• _Required work_: Go through each line of the records below and count those with the word "COUNTY"; give only the total.

• _Material shown_:
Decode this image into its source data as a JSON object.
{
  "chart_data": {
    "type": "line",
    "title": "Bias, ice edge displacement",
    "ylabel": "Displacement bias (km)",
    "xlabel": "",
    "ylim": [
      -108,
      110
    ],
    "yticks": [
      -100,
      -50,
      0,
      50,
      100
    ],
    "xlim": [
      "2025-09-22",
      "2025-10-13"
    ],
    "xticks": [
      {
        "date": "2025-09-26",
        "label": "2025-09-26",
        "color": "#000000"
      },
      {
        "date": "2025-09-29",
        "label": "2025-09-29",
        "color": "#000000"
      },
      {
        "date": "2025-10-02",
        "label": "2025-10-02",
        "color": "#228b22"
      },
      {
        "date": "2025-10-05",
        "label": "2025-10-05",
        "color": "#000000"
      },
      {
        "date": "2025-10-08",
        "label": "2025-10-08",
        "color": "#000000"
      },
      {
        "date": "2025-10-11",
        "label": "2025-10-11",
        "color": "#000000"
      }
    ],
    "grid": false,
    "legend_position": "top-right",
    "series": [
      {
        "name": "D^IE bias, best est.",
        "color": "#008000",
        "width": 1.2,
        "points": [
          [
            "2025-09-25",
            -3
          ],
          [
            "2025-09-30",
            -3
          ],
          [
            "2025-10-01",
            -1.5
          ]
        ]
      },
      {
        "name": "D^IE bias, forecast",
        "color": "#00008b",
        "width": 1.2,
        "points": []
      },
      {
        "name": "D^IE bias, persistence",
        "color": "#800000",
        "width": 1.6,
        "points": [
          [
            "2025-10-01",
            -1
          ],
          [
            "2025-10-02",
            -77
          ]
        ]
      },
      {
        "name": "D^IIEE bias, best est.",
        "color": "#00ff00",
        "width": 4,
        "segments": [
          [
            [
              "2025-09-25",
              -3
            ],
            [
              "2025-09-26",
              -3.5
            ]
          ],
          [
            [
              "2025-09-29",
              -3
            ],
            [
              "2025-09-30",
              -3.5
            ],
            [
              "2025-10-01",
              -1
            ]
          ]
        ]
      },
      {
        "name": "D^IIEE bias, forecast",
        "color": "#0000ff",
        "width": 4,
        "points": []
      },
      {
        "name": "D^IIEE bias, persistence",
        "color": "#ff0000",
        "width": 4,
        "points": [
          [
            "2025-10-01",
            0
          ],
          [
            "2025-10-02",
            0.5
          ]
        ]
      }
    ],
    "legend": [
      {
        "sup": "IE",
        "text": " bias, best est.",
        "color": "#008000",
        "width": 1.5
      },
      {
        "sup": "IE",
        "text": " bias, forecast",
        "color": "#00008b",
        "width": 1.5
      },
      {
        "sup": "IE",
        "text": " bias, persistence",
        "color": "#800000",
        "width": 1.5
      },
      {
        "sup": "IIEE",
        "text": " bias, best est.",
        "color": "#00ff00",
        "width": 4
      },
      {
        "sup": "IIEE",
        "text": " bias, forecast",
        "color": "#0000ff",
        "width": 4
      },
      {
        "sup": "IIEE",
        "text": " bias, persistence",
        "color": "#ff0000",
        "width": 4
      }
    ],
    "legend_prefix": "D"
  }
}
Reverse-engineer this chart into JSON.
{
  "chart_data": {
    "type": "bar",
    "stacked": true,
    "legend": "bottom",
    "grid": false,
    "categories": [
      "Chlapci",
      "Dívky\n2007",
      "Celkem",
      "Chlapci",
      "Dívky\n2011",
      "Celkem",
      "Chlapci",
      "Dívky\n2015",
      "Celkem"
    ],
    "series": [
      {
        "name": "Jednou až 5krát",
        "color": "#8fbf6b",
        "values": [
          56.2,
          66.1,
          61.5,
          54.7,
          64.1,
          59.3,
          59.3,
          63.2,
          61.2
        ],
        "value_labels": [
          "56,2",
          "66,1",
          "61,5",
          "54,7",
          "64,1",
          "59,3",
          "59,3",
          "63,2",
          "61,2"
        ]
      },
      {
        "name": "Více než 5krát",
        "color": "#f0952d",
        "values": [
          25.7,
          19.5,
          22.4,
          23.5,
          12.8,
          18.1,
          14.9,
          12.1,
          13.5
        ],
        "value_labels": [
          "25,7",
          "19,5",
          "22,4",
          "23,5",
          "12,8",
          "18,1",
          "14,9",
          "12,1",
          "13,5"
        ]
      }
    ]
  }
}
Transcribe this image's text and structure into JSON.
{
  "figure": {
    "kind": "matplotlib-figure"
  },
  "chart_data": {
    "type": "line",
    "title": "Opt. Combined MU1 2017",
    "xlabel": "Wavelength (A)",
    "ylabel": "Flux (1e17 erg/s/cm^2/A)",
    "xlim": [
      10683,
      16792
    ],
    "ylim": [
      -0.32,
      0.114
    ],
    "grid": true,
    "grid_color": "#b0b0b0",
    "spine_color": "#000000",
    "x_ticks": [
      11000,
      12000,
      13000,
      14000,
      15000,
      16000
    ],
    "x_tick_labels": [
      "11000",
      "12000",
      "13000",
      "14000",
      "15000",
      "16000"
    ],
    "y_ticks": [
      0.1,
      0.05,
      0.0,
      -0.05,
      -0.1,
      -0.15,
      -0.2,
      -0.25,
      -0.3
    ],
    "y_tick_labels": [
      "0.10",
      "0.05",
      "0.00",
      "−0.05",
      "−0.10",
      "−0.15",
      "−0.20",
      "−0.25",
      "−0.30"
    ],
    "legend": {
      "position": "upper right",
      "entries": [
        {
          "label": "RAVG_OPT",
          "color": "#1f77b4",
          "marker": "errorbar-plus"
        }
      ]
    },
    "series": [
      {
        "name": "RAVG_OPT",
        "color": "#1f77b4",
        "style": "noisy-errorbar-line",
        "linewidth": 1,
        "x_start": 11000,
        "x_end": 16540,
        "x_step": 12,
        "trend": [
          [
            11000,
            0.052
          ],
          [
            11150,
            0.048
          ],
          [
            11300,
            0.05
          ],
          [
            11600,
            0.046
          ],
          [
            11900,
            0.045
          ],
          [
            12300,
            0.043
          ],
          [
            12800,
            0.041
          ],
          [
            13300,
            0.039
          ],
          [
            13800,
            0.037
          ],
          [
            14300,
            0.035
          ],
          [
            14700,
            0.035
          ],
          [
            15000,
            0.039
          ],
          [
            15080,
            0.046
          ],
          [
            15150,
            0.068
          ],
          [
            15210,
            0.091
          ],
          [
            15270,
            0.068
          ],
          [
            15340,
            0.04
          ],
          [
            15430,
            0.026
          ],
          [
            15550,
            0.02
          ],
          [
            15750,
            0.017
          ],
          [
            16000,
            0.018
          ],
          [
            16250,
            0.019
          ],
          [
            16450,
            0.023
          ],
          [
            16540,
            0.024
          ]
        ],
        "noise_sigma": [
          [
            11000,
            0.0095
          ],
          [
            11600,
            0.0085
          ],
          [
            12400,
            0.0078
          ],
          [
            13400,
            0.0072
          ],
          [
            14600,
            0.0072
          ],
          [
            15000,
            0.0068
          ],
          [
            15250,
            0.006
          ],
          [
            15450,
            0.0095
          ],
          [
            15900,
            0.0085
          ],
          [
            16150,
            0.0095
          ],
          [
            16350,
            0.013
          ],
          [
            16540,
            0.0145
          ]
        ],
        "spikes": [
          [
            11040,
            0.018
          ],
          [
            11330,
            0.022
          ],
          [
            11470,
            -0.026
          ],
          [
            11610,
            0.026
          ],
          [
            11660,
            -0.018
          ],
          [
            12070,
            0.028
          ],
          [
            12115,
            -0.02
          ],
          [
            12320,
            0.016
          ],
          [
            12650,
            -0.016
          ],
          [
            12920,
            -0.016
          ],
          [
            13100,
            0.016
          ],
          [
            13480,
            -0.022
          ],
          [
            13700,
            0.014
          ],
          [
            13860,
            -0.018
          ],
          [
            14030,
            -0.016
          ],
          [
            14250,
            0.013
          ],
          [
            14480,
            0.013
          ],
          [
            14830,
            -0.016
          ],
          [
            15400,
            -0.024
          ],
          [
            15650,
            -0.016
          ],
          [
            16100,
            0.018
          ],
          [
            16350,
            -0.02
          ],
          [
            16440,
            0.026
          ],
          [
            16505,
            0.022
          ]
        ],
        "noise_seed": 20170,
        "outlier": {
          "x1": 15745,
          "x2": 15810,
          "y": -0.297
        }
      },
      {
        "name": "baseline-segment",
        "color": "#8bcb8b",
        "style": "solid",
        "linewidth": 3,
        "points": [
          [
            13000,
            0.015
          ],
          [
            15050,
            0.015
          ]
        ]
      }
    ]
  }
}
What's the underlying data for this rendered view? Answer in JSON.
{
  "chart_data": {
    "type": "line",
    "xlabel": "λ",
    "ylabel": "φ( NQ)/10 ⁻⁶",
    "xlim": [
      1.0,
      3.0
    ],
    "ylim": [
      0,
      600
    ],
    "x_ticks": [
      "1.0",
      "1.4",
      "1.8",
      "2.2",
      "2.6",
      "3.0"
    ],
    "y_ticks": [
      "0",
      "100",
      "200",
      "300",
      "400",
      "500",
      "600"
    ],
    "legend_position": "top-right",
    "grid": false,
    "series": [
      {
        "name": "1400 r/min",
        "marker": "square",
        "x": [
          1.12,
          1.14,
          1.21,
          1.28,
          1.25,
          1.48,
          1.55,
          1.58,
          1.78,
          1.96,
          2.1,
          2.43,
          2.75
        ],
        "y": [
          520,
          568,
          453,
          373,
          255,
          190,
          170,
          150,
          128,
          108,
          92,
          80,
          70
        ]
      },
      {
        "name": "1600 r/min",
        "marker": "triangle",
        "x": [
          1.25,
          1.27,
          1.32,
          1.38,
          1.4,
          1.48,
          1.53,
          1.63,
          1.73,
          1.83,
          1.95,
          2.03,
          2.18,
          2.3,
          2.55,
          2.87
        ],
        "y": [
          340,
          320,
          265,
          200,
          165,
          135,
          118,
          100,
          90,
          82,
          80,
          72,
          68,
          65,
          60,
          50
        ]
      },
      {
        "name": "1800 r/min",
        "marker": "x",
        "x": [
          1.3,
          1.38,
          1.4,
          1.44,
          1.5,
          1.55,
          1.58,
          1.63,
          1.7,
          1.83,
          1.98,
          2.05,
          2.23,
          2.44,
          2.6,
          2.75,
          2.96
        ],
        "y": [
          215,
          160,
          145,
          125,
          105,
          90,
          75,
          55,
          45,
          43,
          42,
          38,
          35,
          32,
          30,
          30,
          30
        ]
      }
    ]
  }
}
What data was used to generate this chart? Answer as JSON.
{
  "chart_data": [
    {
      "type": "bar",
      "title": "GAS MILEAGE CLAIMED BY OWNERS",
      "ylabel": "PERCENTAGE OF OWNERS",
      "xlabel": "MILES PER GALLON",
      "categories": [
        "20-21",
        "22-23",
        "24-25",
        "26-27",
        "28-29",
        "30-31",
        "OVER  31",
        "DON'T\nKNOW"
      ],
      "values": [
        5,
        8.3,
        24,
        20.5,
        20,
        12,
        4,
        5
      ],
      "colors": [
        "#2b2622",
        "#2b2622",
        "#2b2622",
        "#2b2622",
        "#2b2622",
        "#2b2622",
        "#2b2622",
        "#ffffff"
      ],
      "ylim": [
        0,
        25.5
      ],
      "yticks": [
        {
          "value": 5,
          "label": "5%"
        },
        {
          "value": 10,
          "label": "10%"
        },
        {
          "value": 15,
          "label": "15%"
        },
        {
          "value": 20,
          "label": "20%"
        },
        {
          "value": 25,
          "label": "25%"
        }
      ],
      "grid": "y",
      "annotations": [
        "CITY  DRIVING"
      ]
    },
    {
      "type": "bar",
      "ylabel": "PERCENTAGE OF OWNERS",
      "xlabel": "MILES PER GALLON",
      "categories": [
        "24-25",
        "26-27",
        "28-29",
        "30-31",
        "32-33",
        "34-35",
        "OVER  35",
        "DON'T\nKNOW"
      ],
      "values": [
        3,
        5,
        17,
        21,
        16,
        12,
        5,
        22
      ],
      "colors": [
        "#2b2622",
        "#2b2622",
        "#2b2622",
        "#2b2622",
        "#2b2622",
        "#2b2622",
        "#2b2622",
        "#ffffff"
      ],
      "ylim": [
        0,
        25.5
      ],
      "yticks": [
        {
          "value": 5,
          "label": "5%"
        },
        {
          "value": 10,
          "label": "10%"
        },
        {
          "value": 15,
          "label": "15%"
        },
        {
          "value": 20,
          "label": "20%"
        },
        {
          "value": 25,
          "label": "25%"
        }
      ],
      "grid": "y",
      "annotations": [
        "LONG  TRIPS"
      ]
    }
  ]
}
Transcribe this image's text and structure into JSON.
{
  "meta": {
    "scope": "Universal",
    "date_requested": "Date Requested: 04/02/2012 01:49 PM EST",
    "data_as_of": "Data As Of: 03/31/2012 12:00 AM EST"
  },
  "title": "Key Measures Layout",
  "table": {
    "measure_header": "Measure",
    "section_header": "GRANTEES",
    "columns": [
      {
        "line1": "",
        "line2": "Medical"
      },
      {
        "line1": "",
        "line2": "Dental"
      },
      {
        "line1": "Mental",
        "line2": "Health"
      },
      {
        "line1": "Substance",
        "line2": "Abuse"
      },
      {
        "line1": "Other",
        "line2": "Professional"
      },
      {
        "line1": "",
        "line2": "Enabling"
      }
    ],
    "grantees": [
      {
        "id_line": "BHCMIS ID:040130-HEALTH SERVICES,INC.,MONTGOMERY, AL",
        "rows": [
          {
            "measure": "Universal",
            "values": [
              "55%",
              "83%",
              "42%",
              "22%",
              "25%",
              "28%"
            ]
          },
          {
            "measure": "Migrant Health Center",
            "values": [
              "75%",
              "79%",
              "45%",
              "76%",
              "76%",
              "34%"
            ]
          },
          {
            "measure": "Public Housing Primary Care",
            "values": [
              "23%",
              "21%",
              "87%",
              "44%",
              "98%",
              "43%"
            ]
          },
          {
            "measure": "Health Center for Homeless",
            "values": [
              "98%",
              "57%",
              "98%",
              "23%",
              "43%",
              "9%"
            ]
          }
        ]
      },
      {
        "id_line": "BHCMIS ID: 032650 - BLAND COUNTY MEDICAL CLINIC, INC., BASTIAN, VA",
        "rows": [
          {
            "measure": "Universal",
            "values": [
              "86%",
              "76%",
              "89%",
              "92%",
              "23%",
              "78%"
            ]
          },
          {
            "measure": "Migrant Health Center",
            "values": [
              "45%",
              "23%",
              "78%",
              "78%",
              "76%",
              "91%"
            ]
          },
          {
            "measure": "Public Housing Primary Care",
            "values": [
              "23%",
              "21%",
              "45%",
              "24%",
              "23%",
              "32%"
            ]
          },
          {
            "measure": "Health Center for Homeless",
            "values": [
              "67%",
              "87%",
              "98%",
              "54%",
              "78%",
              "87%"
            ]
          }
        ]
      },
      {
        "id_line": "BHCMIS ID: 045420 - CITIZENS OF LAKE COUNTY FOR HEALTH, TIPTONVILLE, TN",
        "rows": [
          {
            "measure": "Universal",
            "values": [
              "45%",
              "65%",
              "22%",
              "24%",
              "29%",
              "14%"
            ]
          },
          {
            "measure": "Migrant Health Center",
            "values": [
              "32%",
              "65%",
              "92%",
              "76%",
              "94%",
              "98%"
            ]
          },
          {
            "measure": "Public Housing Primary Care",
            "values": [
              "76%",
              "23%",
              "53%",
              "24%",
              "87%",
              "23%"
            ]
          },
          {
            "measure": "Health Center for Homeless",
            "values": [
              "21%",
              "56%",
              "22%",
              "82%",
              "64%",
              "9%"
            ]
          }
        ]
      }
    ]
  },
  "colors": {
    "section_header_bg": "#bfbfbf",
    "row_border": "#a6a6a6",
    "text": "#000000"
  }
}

• _Expected answer_: 2